■ Texto de leitura:
******

Um campo vazio com a mensagem "Pergunte qualquer coisa" transfere todo o esforço para o utilizador. Mostre exemplos ligados ao contexto: "Resumir este documento", "Comparar estas propostas" ou "Criar três alternativas".

Os exemplos ensinam a usar o produto sem um manual.

2. Pedir apenas o contexto necessário

Uma boa experiência identifica o que falta e orienta a pessoa. Campos estruturados podem ser melhores do que um único prompt para recolher público, objetivo, tom ou restrições.

3. Mostrar estado e progresso

Respostas de IA podem demorar. Indique que o pedido foi recebido, o que está a acontecer e como cancelar. Evite animações indefinidas que não esclarecem se o sistema continua ativo.

4. Tornar o resultado editável

O utilizador deve conseguir rever, alterar, regenerar parcialmente e comparar versões. Um resultado gerado não deve parecer uma decisão final e intocável.

******

■ Material de estudo:

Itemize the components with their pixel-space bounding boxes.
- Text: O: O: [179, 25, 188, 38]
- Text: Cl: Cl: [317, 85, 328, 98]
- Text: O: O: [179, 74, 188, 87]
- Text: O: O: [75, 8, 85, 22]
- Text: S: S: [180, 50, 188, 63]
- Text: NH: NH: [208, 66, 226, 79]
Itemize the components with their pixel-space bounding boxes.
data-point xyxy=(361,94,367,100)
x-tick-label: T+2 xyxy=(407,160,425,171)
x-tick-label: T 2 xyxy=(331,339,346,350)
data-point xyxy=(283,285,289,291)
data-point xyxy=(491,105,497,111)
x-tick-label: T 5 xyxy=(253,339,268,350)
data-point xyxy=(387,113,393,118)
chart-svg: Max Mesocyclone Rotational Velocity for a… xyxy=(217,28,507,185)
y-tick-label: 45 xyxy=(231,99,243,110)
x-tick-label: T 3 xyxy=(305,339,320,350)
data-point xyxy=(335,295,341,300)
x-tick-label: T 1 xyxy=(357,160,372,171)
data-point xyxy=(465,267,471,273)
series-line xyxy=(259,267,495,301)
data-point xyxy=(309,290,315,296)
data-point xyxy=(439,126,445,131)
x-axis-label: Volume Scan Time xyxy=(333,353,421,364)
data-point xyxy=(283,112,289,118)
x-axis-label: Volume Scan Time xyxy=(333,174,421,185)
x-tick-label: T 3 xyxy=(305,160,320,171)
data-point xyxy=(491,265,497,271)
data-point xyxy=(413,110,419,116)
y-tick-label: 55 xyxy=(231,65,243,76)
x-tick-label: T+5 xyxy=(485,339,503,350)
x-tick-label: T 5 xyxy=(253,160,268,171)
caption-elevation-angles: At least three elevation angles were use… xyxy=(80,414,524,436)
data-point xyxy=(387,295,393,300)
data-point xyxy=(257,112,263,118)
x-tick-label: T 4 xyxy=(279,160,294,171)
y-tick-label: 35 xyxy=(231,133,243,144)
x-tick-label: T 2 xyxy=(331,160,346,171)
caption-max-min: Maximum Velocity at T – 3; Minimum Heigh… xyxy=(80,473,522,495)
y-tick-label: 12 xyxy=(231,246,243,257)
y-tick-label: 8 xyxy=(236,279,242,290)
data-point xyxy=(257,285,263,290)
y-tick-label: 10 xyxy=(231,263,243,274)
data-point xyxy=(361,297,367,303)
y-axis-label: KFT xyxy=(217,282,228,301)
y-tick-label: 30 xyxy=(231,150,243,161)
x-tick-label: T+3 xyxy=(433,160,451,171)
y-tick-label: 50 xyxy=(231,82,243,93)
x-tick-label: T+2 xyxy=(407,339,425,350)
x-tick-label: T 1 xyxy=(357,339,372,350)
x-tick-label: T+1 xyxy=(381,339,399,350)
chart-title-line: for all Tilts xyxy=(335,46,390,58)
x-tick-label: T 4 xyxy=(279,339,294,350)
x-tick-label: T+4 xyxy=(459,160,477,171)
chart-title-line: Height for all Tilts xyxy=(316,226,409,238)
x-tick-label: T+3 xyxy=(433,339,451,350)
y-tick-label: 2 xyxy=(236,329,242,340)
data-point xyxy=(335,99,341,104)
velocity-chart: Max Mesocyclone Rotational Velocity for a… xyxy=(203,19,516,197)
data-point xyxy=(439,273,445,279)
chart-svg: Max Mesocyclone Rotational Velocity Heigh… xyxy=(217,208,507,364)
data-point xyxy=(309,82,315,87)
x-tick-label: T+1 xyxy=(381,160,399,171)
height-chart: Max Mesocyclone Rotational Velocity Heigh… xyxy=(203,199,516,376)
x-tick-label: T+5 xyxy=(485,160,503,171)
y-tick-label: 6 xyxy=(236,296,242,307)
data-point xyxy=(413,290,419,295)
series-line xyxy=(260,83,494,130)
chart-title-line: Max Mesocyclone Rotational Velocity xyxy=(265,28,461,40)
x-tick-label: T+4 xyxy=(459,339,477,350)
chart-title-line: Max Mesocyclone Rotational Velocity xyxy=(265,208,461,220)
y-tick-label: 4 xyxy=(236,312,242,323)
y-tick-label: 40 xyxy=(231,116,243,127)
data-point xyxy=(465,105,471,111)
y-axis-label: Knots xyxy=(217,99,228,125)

******

■ Complete o seguinte:
**A)** Enumere todas as ações que, segundo o texto, o utilizador deve conseguir realizar sobre o resultado gerado.
**B)** Indique se cada afirmação está de acordo com o texto, respondendo sim ou não e citando as palavras do texto que o comprovam. (i) Campos estruturados podem ser preferíveis a um único prompt para recolher o público e o objetivo. (ii) O texto recomenda usar animações indefinidas enquanto a resposta é gerada. (iii) Os exemplos permitem aprender a usar o produto sem manual.
**C)** Devolva o trecho do texto que se inicia com as palavras "Os exemplos ensinam" e se encerra com "sistema continua ativo.".
Para resolver, baseie-se exclusivamente no texto, sem recorrer aos itens.

■ Respostas da atividade:
**A)** rever; alterar; regenerar parcialmente; comparar versões

**B)**
(i) Sim: "Campos estruturados podem ser melhores do que um único prompt para recolher público, objetivo, tom ou restrições."
(ii) Não: "Evite animações indefinidas que não esclarecem se o sistema continua ativo."
(iii) Sim: "Os exemplos ensinam a usar o produto sem um manual."

**C)**
Os exemplos ensinam a usar o produto sem um manual.

2. Pedir apenas o contexto necessário

Uma boa experiência identifica o que falta e orienta a pessoa. Campos estruturados podem ser melhores do que um único prompt para recolher público, objetivo, tom ou restrições.

3. Mostrar estado e progresso

Respostas de IA podem demorar. Indique que o pedido foi recebido, o que está a acontecer e como cancelar. Evite animações indefinidas que não esclarecem se o sistema continua ativo.